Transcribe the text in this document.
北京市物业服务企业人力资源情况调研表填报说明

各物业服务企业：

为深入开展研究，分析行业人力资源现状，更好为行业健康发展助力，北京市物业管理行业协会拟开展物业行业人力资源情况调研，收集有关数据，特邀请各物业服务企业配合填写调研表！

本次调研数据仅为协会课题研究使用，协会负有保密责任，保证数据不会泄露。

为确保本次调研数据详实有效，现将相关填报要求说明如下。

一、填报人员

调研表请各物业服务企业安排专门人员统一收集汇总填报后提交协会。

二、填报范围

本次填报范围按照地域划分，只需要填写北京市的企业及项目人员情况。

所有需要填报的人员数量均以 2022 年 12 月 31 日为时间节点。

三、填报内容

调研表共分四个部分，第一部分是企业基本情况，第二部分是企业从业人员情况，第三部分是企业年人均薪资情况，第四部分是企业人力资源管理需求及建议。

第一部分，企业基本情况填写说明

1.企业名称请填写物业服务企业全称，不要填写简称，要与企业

Task: All of the lines above need to be given again exactly.

Written response:
Transcribe the text in this document.
北京市物业服务企业人力资源情况调研表填报说明

各物业服务企业：

为深入开展研究，分析行业人力资源现状，更好为行业健康发展助力，北京市物业管理行业协会拟开展物业行业人力资源情况调研，收集有关数据，特邀请各物业服务企业配合填写调研表！

本次调研数据仅为协会课题研究使用，协会负有保密责任，保证数据不会泄露。

为确保本次调研数据详实有效，现将相关填报要求说明如下。

一、填报人员

调研表请各物业服务企业安排专门人员统一收集汇总填报后提交协会。

二、填报范围

本次填报范围按照地域划分，只需要填写北京市的企业及项目人员情况。

所有需要填报的人员数量均以 2022 年 12 月 31 日为时间节点。

三、填报内容

调研表共分四个部分，第一部分是企业基本情况，第二部分是企业从业人员情况，第三部分是企业年人均薪资情况，第四部分是企业人力资源管理需求及建议。

第一部分，企业基本情况填写说明

1.企业名称请填写物业服务企业全称，不要填写简称，要与企业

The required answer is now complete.